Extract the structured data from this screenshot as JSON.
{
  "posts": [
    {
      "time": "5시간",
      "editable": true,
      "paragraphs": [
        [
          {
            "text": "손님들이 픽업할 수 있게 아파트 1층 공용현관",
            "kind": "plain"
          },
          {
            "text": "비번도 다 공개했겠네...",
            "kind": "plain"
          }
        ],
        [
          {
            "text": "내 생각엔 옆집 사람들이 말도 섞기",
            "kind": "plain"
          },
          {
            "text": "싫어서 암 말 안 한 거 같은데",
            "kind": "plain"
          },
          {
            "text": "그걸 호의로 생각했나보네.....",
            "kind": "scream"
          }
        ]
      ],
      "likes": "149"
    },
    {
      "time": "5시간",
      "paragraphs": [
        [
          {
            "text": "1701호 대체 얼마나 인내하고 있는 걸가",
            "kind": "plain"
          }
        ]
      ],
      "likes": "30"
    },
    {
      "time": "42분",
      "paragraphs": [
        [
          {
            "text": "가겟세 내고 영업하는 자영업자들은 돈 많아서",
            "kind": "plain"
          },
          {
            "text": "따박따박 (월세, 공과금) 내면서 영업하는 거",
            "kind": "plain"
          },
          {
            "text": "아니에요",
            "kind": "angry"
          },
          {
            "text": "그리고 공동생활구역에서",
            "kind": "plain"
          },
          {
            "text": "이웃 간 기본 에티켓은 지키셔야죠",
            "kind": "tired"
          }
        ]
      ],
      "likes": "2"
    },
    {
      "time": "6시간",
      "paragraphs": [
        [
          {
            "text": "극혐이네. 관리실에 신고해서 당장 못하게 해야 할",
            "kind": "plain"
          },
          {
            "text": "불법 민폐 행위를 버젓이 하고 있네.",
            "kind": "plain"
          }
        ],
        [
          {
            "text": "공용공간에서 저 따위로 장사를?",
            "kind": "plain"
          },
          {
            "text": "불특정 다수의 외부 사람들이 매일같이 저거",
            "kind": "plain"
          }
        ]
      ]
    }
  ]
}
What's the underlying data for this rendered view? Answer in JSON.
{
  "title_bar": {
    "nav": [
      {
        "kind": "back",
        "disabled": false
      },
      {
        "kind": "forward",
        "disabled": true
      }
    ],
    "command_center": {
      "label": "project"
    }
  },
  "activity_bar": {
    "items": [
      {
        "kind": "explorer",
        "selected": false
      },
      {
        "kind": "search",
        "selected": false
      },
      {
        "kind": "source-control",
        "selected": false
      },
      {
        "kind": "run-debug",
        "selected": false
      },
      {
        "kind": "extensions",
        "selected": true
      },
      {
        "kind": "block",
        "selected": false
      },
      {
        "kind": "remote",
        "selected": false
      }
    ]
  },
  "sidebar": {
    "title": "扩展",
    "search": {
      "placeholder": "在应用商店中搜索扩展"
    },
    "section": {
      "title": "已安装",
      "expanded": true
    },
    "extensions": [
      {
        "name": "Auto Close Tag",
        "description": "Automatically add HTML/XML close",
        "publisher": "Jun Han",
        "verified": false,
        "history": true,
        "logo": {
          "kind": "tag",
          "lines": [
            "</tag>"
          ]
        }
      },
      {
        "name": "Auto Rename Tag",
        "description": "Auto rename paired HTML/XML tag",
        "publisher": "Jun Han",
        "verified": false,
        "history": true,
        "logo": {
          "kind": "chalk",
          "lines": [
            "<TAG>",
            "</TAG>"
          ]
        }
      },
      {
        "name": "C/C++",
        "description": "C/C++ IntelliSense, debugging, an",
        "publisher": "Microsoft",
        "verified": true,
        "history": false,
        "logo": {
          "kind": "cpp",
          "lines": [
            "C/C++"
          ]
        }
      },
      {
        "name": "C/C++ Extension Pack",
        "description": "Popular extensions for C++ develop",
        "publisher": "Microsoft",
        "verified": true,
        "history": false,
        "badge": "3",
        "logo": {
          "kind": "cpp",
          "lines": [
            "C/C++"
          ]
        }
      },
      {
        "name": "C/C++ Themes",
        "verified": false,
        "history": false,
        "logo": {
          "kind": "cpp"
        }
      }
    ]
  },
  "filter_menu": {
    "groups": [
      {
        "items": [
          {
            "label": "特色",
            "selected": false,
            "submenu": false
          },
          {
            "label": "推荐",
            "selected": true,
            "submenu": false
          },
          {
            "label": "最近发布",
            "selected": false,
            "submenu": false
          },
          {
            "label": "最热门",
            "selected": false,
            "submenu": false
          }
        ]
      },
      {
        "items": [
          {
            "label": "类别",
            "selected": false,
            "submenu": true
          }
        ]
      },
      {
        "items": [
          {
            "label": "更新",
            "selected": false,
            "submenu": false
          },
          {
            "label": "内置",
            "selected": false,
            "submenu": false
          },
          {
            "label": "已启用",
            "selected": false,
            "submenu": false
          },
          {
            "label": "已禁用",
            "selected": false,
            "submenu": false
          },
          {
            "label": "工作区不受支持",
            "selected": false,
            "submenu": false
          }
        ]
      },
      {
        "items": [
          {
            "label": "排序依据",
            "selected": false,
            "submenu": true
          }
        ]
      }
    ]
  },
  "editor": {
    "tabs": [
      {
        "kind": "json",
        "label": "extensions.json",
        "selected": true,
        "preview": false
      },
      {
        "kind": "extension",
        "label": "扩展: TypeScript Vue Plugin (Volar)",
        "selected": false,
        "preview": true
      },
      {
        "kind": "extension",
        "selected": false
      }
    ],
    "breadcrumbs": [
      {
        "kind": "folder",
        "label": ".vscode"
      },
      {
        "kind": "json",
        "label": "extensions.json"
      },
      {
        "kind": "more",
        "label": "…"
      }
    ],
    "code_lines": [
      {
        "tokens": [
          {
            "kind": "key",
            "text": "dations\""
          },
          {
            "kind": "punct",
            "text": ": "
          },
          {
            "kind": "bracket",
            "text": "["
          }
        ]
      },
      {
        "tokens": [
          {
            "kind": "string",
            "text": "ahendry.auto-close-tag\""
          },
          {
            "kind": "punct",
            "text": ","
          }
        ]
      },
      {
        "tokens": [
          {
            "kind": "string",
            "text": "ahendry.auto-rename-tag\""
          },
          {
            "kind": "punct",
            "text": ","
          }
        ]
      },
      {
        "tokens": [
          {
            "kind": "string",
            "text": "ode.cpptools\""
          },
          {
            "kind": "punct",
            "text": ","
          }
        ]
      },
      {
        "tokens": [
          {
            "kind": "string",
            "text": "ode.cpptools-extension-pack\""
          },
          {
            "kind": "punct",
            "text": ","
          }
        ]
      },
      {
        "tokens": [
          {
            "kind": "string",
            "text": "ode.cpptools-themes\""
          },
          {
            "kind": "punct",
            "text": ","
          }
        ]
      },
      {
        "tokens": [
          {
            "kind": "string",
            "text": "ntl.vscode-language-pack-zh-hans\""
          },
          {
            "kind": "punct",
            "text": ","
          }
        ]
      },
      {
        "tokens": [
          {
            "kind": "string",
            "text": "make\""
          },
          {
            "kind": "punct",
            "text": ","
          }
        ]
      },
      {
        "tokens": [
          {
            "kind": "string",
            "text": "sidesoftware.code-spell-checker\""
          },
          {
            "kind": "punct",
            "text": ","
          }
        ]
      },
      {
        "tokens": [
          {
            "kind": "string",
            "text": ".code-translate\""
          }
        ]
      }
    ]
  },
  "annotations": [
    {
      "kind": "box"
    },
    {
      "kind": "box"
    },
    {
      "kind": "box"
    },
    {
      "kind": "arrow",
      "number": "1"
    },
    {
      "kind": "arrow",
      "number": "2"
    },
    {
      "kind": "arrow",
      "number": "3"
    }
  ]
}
************
SHORT PROBLEM
Check each line of the entries above, and show every one holding the word "description".

OUTPUT FOR THIS TASK
        "description": "Automatically add HTML/XML close",
        "description": "Auto rename paired HTML/XML tag",
        "description": "C/C++ IntelliSense, debugging, an",
        "description": "Popular extensions for C++ develop",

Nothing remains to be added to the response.